# [EXERCISE TASK 1]
Please rewrite the paragraph of the SRAM groupset passage that begins "SRAM’s road groupset range comprises" as a short bulleted list, keeping its main facts.

# [PASSAGE PROVIDED]
**********
SRAM introduced its lightweight RED road groupset in 2007 and now produces an extensive range of components for road and cyclocross bikes alongside its mountain bike groupsets.

SRAM’s road groupset range comprises four main groups: Apex, Rival, Force and RED  (in ascending order of price). All of its road groupsets now include a hydraulic disc brake option. Its three top-tier groupsets – Rival, Force and RED – are also available in 12-speed wireless electronic variants.

With the focus on electronic groupsets, SRAM hasn’t made major updates to its mechanical groupset range for some years now and, as a result, it’s looking a little long in the tooth.
**********
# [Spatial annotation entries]

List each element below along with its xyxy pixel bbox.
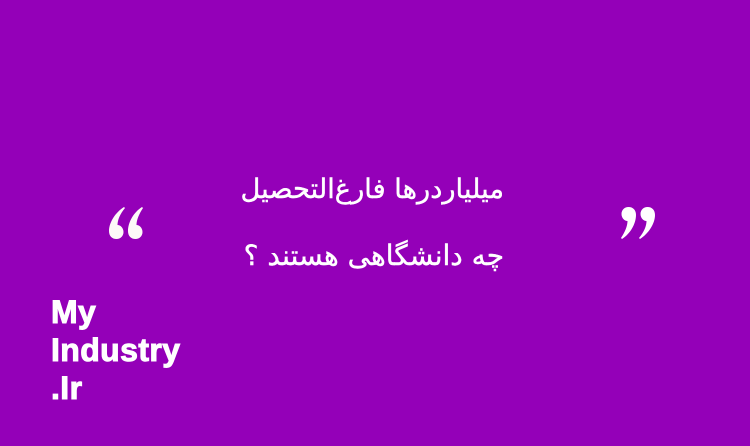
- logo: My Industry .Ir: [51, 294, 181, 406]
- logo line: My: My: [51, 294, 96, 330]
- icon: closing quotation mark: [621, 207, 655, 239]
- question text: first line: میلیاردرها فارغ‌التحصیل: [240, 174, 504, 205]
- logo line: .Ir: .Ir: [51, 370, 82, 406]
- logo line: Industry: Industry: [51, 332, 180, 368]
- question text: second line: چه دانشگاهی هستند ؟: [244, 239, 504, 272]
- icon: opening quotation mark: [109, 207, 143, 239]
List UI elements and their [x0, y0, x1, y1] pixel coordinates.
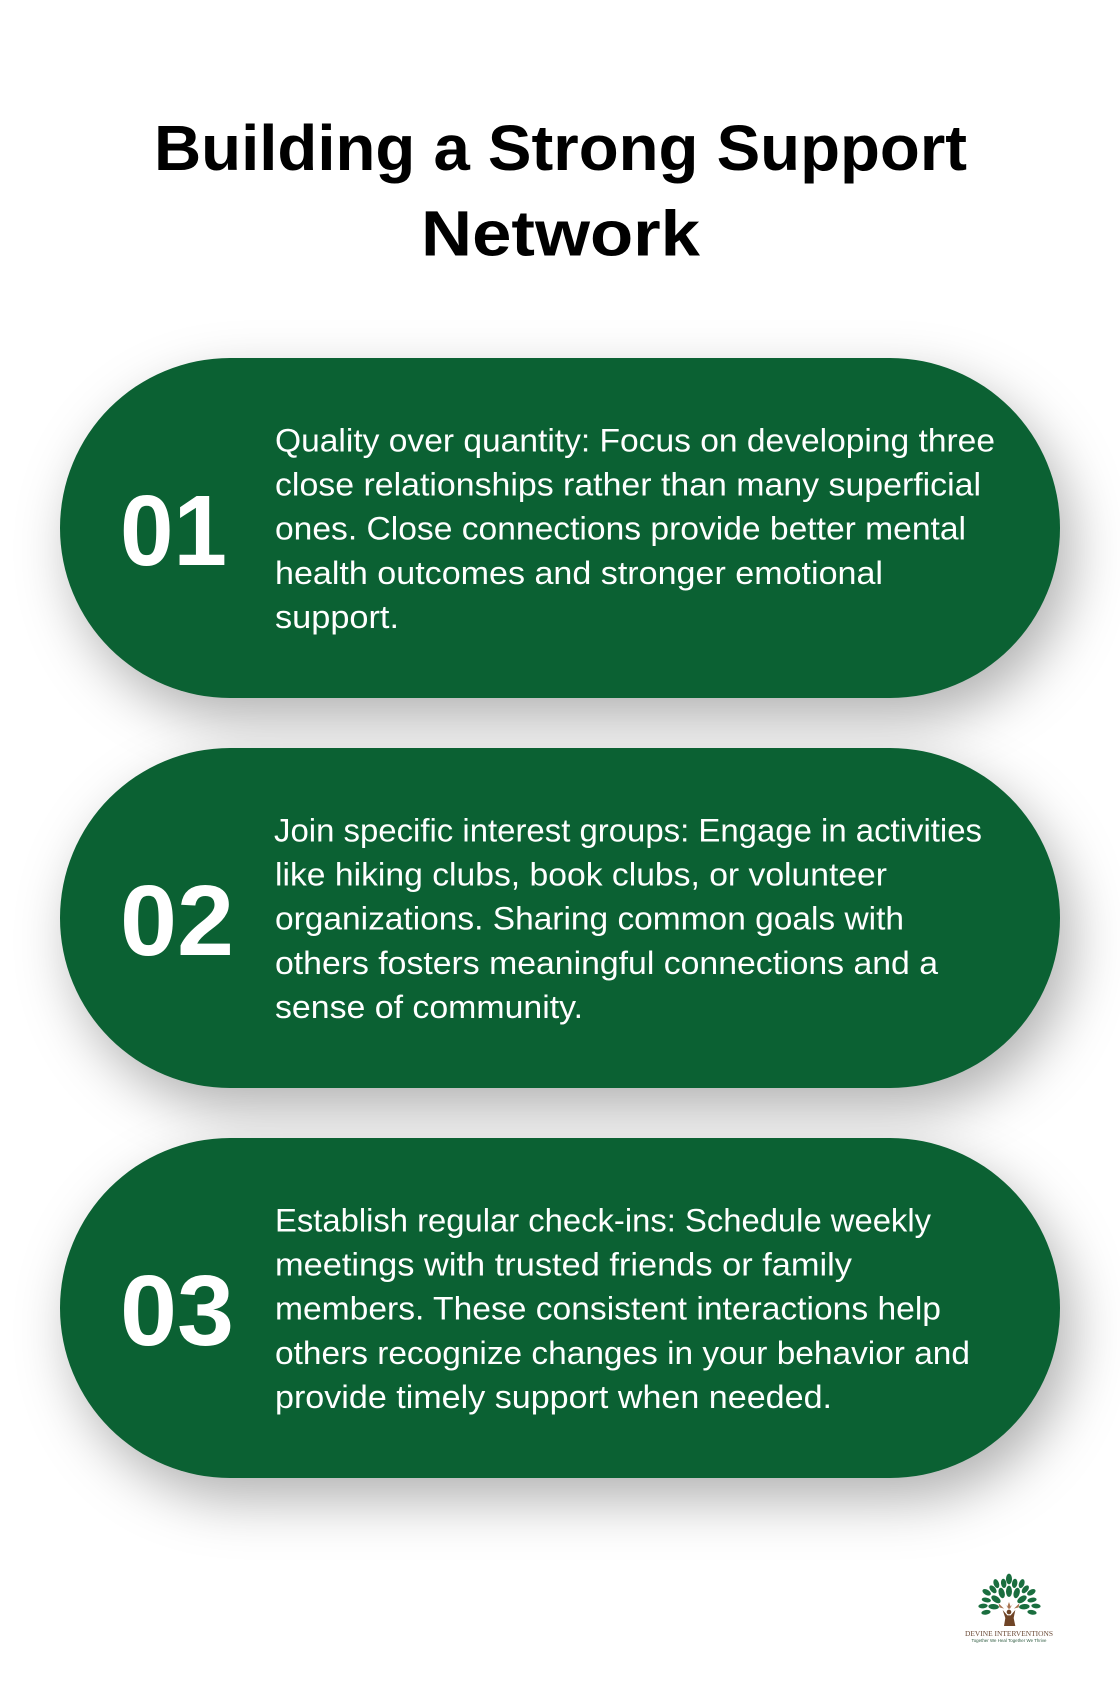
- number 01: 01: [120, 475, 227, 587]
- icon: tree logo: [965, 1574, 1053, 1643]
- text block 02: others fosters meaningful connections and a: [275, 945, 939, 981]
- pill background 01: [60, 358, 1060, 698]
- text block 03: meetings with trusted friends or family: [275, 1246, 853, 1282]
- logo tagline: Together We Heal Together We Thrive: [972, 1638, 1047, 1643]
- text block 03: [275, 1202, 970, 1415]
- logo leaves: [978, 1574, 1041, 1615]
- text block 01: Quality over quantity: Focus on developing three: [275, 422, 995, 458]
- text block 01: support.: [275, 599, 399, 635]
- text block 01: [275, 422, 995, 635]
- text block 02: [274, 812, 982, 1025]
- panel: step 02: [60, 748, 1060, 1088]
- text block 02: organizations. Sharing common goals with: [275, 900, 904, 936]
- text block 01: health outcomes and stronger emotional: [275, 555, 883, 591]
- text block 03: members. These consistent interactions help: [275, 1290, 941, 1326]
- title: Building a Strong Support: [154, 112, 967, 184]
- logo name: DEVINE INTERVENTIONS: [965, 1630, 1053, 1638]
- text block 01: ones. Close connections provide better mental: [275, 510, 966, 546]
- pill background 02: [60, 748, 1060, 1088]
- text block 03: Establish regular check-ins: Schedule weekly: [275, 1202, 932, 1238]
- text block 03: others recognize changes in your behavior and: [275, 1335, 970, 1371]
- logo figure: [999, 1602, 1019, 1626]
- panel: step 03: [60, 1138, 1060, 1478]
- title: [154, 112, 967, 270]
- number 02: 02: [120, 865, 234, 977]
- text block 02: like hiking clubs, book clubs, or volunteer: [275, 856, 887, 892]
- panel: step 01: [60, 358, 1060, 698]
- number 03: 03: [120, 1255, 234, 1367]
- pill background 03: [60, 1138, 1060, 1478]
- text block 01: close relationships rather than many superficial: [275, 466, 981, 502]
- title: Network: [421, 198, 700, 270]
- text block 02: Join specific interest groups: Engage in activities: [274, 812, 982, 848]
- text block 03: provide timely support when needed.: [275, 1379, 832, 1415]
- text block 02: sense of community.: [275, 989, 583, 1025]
**********
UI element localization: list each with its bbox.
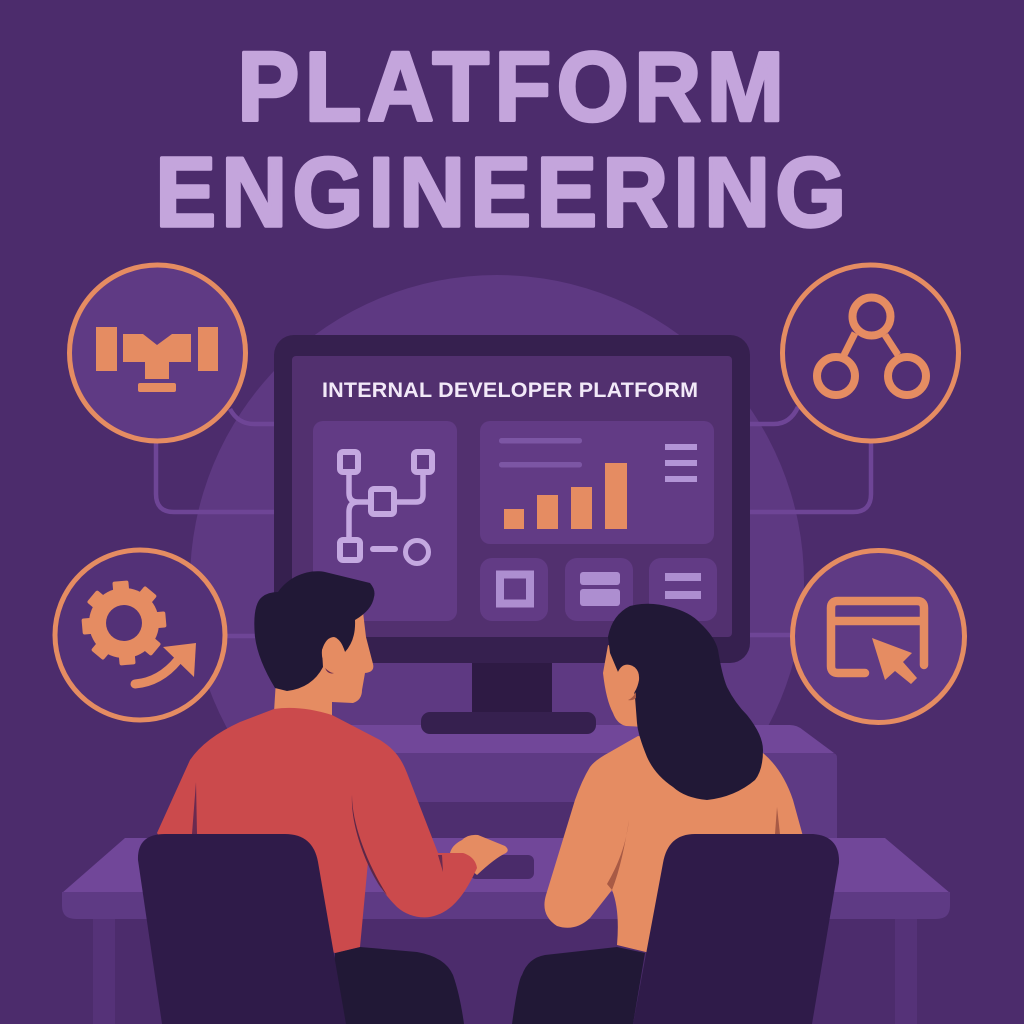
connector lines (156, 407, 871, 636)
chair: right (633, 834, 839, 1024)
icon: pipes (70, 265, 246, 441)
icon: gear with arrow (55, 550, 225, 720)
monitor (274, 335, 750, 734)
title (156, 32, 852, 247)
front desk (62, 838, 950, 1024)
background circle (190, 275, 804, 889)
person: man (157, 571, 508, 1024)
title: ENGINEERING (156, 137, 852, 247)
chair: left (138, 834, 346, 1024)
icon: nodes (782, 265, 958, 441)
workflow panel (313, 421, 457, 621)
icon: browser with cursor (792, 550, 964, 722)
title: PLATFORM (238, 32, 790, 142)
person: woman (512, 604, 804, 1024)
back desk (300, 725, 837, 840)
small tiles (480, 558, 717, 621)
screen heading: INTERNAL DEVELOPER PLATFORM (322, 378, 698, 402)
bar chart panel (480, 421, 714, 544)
**********
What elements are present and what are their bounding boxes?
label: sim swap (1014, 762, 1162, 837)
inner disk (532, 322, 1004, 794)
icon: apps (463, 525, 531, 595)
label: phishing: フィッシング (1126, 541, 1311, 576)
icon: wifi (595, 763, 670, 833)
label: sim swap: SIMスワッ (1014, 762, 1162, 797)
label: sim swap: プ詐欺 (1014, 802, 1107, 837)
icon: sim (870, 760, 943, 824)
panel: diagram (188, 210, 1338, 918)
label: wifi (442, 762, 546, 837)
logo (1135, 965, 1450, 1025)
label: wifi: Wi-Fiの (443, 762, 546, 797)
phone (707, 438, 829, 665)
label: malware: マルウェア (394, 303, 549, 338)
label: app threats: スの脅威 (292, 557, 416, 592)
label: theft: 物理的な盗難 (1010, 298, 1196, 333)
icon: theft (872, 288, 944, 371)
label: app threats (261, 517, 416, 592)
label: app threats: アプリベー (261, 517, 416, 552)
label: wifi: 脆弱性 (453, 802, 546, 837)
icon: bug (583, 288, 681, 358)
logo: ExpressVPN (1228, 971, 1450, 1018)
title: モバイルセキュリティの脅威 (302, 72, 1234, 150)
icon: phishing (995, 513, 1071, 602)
**********
# [EXERCISE TASK 2]
Express as a numbered list the rows from the line containing "List each element" down to the line containing "List UI elements", with both of those lines included. Leave out blank lines and the pictures.

# [FULL ANSWER 1]
- SRAM's road range has four main groupsets, in ascending order of price: Apex, Rival, Force and RED.
- Every one of these road groupsets now offers a hydraulic disc brake option.
- The three top-tier groupsets (Rival, Force and RED) also come in 12-speed wireless electronic versions.

# [FULL ANSWER 2]
1. List each element below along with its xyxy pixel bbox.
2. - logo: My Industry .Ir: [51, 294, 181, 406]
3. - logo line: My: My: [51, 294, 96, 330]
4. - icon: closing quotation mark: [621, 207, 655, 239]
5. - question text: first line: میلیاردرها فارغ‌التحصیل: [240, 174, 504, 205]
6. - logo line: .Ir: .Ir: [51, 370, 82, 406]
7. - logo line: Industry: Industry: [51, 332, 180, 368]
8. - question text: second line: چه دانشگاهی هستند ؟: [244, 239, 504, 272]
9. - icon: opening quotation mark: [109, 207, 143, 239]
10. List UI elements and their [x0, y0, x1, y1] pixel coordinates.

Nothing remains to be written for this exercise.